(Objective):
Go through the material and write it all out exactly, minus the pictures.

(Data supplied):
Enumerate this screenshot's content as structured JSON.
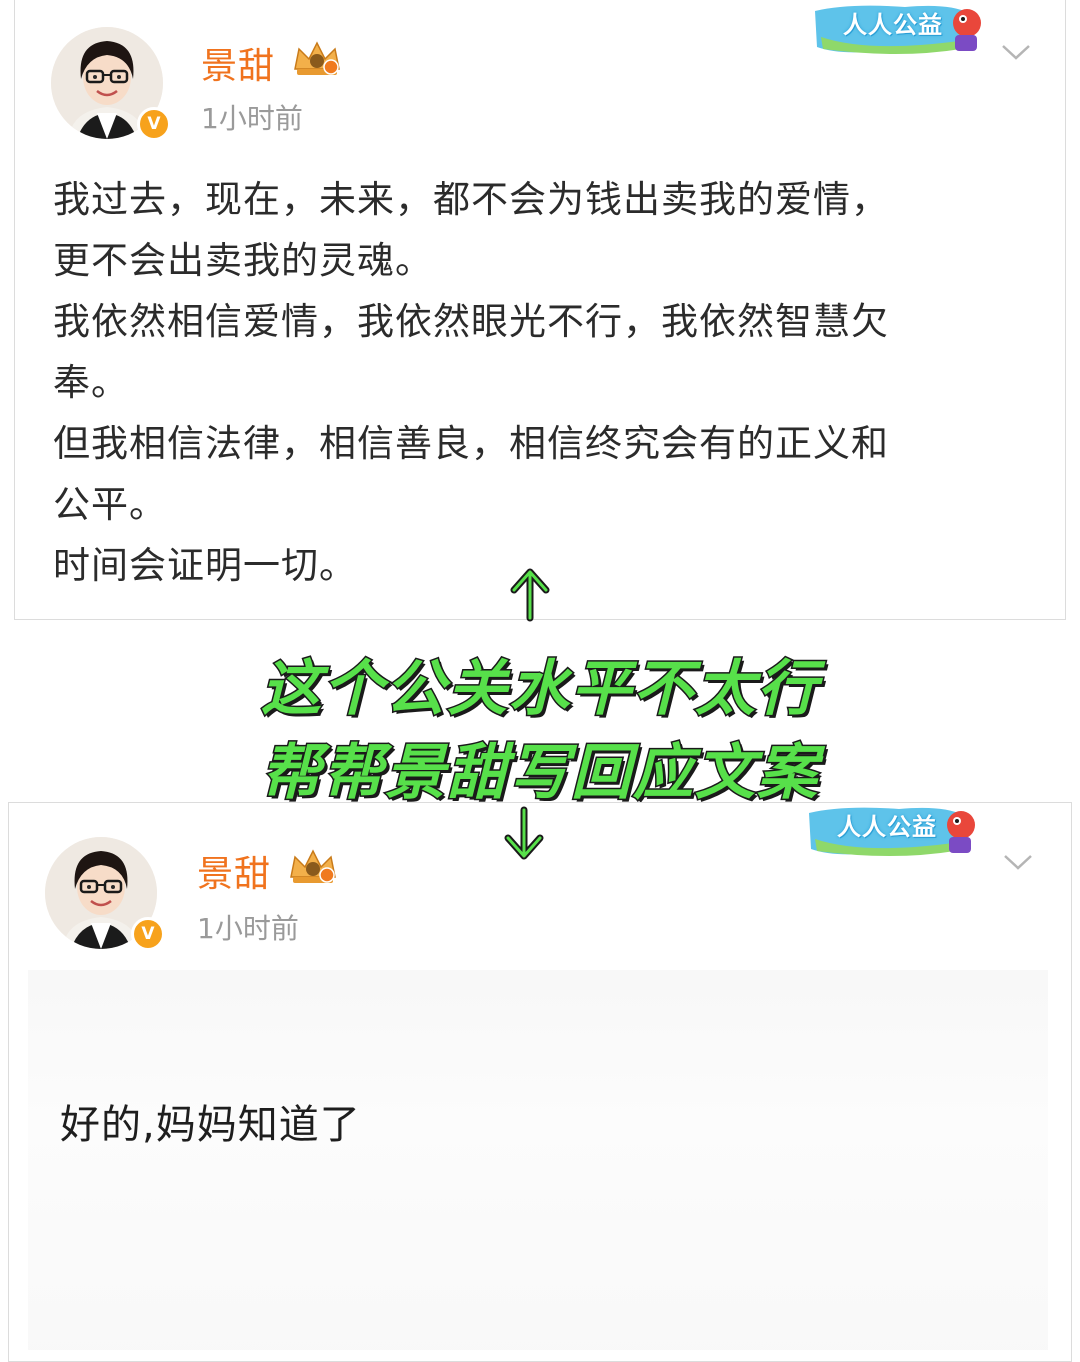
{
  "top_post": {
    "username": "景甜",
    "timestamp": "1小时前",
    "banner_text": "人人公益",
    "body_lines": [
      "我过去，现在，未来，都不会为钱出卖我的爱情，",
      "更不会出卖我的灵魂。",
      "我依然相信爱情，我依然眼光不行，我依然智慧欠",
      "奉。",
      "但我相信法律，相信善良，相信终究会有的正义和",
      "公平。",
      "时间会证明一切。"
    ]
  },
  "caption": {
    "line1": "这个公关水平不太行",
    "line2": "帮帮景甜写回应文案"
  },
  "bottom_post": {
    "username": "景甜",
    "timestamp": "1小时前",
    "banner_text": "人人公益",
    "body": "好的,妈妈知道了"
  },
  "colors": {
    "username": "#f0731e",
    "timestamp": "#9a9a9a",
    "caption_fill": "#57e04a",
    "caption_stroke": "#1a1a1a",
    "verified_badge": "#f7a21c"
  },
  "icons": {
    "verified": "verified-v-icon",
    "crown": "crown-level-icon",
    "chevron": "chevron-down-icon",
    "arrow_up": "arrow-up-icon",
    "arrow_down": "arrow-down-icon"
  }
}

(Response to this task):
Enumerate this screenshot's content as structured JSON.
{
  "top_post": {
    "username": "景甜",
    "timestamp": "1小时前",
    "banner_text": "人人公益",
    "body_lines": [
      "我过去，现在，未来，都不会为钱出卖我的爱情，",
      "更不会出卖我的灵魂。",
      "我依然相信爱情，我依然眼光不行，我依然智慧欠",
      "奉。",
      "但我相信法律，相信善良，相信终究会有的正义和",
      "公平。",
      "时间会证明一切。"
    ]
  },
  "caption": {
    "line1": "这个公关水平不太行",
    "line2": "帮帮景甜写回应文案"
  },
  "bottom_post": {
    "username": "景甜",
    "timestamp": "1小时前",
    "banner_text": "人人公益",
    "body": "好的,妈妈知道了"
  },
  "colors": {
    "username": "#f0731e",
    "timestamp": "#9a9a9a",
    "caption_fill": "#57e04a",
    "caption_stroke": "#1a1a1a",
    "verified_badge": "#f7a21c"
  },
  "icons": {
    "verified": "verified-v-icon",
    "crown": "crown-level-icon",
    "chevron": "chevron-down-icon",
    "arrow_up": "arrow-up-icon",
    "arrow_down": "arrow-down-icon"
  }
}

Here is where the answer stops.